Task to carry out: Reproduce the records exactly.

Material provided:

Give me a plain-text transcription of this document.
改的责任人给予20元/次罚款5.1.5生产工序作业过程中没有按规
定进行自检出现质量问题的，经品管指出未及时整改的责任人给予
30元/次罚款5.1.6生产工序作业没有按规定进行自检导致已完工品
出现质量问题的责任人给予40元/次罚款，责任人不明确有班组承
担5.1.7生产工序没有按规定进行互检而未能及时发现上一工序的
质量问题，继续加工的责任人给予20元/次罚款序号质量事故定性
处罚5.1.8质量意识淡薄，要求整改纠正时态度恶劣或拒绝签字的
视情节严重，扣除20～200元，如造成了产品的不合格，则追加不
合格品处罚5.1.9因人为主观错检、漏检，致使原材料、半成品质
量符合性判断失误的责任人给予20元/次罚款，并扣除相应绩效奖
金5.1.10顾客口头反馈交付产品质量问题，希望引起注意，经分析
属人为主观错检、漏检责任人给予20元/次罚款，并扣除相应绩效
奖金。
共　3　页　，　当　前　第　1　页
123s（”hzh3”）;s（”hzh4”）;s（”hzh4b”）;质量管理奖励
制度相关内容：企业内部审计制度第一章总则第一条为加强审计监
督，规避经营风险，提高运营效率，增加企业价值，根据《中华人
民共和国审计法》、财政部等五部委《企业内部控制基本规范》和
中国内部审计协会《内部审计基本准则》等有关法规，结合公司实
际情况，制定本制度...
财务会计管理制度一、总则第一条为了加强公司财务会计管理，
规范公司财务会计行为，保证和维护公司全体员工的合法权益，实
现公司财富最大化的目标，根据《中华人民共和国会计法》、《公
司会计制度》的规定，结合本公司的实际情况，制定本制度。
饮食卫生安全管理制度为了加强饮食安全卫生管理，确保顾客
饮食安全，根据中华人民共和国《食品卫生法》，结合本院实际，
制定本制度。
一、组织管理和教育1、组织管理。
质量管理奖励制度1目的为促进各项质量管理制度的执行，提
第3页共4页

Expected output:
Give me a plain-text transcription of this document.
改的责任人给予20元/次罚款5.1.5生产工序作业过程中没有按规
定进行自检出现质量问题的，经品管指出未及时整改的责任人给予
30元/次罚款5.1.6生产工序作业没有按规定进行自检导致已完工品
出现质量问题的责任人给予40元/次罚款，责任人不明确有班组承
担5.1.7生产工序没有按规定进行互检而未能及时发现上一工序的
质量问题，继续加工的责任人给予20元/次罚款序号质量事故定性
处罚5.1.8质量意识淡薄，要求整改纠正时态度恶劣或拒绝签字的
视情节严重，扣除20～200元，如造成了产品的不合格，则追加不
合格品处罚5.1.9因人为主观错检、漏检，致使原材料、半成品质
量符合性判断失误的责任人给予20元/次罚款，并扣除相应绩效奖
金5.1.10顾客口头反馈交付产品质量问题，希望引起注意，经分析
属人为主观错检、漏检责任人给予20元/次罚款，并扣除相应绩效
奖金。
共　3　页　，　当　前　第　1　页
123s（”hzh3”）;s（”hzh4”）;s（”hzh4b”）;质量管理奖励
制度相关内容：企业内部审计制度第一章总则第一条为加强审计监
督，规避经营风险，提高运营效率，增加企业价值，根据《中华人
民共和国审计法》、财政部等五部委《企业内部控制基本规范》和
中国内部审计协会《内部审计基本准则》等有关法规，结合公司实
际情况，制定本制度...
财务会计管理制度一、总则第一条为了加强公司财务会计管理，
规范公司财务会计行为，保证和维护公司全体员工的合法权益，实
现公司财富最大化的目标，根据《中华人民共和国会计法》、《公
司会计制度》的规定，结合本公司的实际情况，制定本制度。
饮食卫生安全管理制度为了加强饮食安全卫生管理，确保顾客
饮食安全，根据中华人民共和国《食品卫生法》，结合本院实际，
制定本制度。
一、组织管理和教育1、组织管理。
质量管理奖励制度1目的为促进各项质量管理制度的执行，提
第3页共4页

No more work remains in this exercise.